> Your task: Wherever a line below holds the word "Reading", copy that line.

> Extracted data:
********************

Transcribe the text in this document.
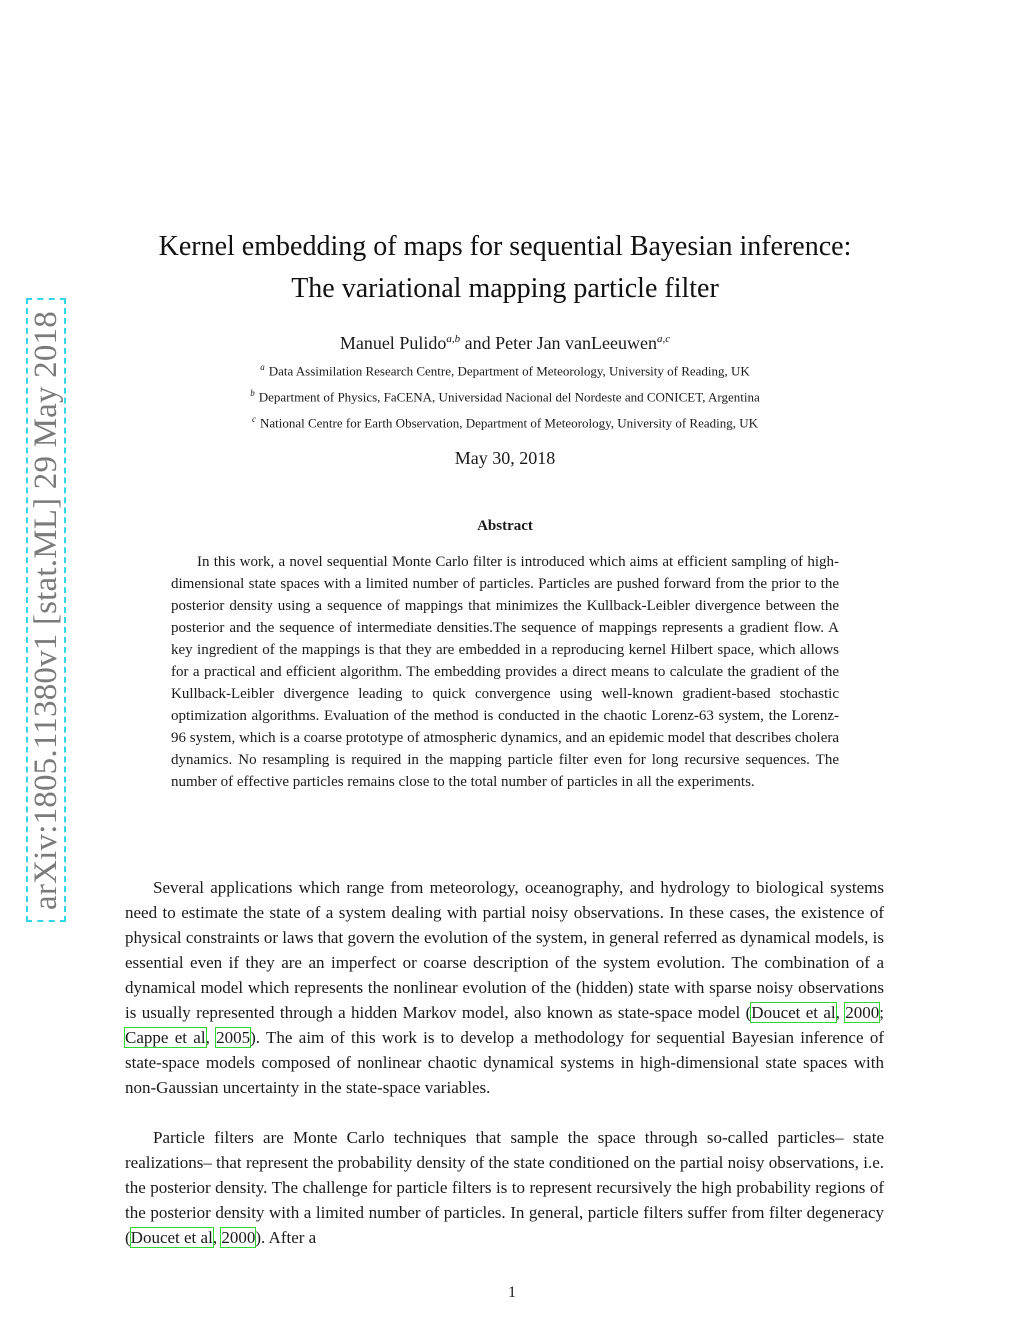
arXiv:1805.11380v1 [stat.ML] 29 May 2018
Kernel embedding of maps for sequential Bayesian inference:
The variational mapping particle filter
Manuel Pulido$^{a,b}$ and Peter Jan vanLeeuwen$^{a,c}$
$^a$ Data Assimilation Research Centre, Department of Meteorology, University of Reading, UK
$^b$ Department of Physics, FaCENA, Universidad Nacional del Nordeste and CONICET, Argentina
$^c$ National Centre for Earth Observation, Department of Meteorology, University of Reading, UK
May 30, 2018
Abstract

In this work, a novel sequential Monte Carlo filter is introduced which aims at efficient sampling of high-dimensional state spaces with a limited number of particles. Particles are pushed forward from the prior to the posterior density using a sequence of mappings that minimizes the Kullback-Leibler divergence between the posterior and the sequence of intermediate densities.The sequence of mappings represents a gradient flow. A key ingredient of the mappings is that they are embedded in a reproducing kernel Hilbert space, which allows for a practical and efficient algorithm. The embedding provides a direct means to calculate the gradient of the Kullback-Leibler divergence leading to quick convergence using well-known gradient-based stochastic optimization algorithms. Evaluation of the method is conducted in the chaotic Lorenz-63 system, the Lorenz-96 system, which is a coarse prototype of atmospheric dynamics, and an epidemic model that describes cholera dynamics. No resampling is required in the mapping particle filter even for long recursive sequences. The number of effective particles remains close to the total number of particles in all the experiments.

Several applications which range from meteorology, oceanography, and hydrology to biological systems need to estimate the state of a system dealing with partial noisy observations. In these cases, the existence of physical constraints or laws that govern the evolution of the system, in general referred as dynamical models, is essential even if they are an imperfect or coarse description of the system evolution. The combination of a dynamical model which represents the nonlinear evolution of the (hidden) state with sparse noisy observations is usually represented through a hidden Markov model, also known as state-space model (Doucet et al, 2000; Cappe et al, 2005). The aim of this work is to develop a methodology for sequential Bayesian inference of state-space models composed of nonlinear chaotic dynamical systems in high-dimensional state spaces with non-Gaussian uncertainty in the state-space variables.

Particle filters are Monte Carlo techniques that sample the space through so-called particles– state realizations– that represent the probability density of the state conditioned on the partial noisy observations, i.e. the posterior density. The challenge for particle filters is to represent recursively the high probability regions of the posterior density with a limited number of particles. In general, particle filters suffer from filter degeneracy (Doucet et al, 2000). After a

1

********************

> Full response:
$^a$ Data Assimilation Research Centre, Department of Meteorology, University of Reading, UK
$^c$ National Centre for Earth Observation, Department of Meteorology, University of Reading, UK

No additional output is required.